_Set exercise_
Could you copy every line from the material below in which "type" appears?
— Start Material supplied —
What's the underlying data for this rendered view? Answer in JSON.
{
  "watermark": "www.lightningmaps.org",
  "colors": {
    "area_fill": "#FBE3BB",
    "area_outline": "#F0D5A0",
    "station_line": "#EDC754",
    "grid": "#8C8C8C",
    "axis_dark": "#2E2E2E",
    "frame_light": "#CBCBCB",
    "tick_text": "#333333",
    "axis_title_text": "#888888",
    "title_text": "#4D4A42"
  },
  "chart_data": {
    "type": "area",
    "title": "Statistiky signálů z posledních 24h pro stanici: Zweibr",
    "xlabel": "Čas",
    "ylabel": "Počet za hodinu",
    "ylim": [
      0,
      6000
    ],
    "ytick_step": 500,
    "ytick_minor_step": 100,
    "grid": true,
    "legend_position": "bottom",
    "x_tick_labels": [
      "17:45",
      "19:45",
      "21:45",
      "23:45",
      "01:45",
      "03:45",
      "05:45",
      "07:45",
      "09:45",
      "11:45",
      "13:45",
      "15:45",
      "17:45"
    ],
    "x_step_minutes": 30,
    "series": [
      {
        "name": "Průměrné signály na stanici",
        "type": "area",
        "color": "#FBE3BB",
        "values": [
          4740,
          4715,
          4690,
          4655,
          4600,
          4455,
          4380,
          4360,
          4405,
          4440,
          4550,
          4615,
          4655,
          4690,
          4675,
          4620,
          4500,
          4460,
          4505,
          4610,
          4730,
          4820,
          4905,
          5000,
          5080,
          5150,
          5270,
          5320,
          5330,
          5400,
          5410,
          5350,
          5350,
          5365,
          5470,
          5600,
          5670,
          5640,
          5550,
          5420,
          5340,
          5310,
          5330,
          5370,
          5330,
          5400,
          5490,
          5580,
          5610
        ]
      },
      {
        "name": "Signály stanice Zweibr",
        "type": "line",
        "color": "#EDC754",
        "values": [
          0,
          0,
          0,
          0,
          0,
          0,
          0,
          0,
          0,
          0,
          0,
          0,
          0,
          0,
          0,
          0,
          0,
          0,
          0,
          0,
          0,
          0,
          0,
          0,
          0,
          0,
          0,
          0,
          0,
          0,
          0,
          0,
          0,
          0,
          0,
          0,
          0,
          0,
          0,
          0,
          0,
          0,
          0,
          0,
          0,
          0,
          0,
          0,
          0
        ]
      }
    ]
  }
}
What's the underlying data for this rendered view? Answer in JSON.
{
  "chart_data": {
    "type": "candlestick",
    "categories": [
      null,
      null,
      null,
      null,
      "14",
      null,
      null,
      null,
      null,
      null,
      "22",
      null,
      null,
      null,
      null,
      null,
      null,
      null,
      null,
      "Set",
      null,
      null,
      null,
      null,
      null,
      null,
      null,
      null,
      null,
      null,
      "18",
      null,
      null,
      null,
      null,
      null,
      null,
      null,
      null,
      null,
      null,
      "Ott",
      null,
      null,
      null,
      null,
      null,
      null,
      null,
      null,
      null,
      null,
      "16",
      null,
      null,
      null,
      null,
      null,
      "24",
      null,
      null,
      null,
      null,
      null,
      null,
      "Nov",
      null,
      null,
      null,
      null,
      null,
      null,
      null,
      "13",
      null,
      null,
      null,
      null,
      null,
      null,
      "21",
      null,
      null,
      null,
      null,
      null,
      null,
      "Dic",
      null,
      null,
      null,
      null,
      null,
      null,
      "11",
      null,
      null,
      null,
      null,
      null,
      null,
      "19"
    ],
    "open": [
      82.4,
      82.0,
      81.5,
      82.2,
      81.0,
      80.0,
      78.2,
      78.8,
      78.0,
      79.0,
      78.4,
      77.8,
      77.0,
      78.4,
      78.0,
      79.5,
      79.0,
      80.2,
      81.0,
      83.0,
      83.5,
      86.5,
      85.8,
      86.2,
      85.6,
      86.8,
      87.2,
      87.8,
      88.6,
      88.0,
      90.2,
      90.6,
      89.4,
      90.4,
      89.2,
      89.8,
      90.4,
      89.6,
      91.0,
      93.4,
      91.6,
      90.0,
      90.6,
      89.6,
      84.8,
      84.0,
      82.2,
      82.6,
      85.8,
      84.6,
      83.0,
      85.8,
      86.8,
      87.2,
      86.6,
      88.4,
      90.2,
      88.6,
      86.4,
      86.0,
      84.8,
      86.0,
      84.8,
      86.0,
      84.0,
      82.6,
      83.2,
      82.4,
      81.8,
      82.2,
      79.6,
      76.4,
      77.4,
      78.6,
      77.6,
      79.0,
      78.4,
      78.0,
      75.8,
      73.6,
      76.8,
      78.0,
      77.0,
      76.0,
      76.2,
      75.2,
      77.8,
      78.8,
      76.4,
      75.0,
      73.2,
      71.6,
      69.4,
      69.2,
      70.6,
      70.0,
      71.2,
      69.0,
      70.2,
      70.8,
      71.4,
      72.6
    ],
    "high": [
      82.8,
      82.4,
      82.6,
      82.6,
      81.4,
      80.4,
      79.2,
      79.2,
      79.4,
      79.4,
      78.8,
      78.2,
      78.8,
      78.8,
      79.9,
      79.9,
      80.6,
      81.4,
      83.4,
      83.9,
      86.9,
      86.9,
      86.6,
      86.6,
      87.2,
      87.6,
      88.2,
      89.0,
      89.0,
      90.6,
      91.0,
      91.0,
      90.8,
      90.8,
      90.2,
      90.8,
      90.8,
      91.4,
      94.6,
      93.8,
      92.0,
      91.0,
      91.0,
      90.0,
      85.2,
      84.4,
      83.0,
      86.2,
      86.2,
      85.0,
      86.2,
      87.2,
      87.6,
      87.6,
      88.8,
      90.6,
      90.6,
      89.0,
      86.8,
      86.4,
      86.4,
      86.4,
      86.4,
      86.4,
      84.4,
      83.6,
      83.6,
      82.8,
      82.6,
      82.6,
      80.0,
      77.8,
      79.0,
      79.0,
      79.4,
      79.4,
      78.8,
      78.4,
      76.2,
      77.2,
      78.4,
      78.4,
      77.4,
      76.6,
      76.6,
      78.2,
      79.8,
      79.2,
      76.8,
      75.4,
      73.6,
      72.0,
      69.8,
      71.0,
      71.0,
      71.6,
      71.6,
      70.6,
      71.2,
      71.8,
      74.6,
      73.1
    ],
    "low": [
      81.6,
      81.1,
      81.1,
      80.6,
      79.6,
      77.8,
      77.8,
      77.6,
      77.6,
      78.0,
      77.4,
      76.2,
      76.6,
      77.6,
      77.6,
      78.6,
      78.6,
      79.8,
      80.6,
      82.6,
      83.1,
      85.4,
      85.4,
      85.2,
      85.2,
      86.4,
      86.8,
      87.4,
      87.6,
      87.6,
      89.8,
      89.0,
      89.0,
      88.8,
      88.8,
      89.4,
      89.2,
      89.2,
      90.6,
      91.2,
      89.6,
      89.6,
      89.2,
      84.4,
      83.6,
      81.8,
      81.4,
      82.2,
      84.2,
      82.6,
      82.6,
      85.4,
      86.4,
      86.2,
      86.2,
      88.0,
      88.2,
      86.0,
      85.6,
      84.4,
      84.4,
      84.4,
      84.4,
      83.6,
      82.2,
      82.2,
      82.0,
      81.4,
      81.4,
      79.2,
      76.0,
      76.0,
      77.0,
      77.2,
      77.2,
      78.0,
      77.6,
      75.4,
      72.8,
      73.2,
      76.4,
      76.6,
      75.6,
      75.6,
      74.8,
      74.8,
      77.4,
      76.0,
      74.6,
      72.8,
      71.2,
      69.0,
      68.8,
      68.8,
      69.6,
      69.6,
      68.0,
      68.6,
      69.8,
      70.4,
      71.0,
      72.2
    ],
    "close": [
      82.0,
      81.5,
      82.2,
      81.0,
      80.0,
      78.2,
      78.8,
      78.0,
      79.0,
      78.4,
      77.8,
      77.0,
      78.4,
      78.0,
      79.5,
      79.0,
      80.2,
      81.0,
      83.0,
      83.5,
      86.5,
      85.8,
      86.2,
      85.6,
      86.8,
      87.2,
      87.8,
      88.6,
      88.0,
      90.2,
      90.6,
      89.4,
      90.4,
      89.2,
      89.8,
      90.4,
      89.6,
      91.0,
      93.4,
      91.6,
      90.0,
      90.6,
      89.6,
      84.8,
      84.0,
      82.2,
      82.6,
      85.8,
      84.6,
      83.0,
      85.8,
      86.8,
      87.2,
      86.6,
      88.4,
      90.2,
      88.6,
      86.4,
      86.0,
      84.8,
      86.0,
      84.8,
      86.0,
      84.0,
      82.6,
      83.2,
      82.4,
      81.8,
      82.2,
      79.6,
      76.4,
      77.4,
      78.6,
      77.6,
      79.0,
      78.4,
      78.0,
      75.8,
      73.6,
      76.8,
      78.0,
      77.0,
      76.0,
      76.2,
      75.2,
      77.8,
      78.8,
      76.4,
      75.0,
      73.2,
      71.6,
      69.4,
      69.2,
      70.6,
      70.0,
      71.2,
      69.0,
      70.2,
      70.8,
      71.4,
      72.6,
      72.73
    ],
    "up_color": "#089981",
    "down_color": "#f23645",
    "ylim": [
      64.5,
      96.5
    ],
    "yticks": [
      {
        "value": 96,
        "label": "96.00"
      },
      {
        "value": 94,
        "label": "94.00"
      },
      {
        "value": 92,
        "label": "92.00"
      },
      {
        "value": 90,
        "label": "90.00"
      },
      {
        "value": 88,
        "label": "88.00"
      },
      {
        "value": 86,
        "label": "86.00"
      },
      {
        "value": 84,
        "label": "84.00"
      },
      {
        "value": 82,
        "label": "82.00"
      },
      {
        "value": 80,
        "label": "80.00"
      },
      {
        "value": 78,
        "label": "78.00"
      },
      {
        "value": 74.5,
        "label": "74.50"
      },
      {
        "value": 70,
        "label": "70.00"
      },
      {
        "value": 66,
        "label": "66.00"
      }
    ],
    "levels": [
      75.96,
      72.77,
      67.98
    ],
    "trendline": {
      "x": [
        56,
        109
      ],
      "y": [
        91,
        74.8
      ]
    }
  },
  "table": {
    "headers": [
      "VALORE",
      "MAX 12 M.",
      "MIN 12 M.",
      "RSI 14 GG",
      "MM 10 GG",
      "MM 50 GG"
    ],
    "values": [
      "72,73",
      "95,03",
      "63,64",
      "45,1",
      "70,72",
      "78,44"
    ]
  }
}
— End Material supplied —
_Solved exercise_
    "type": "area",
        "type": "area",
        "type": "line",
    "type": "candlestick",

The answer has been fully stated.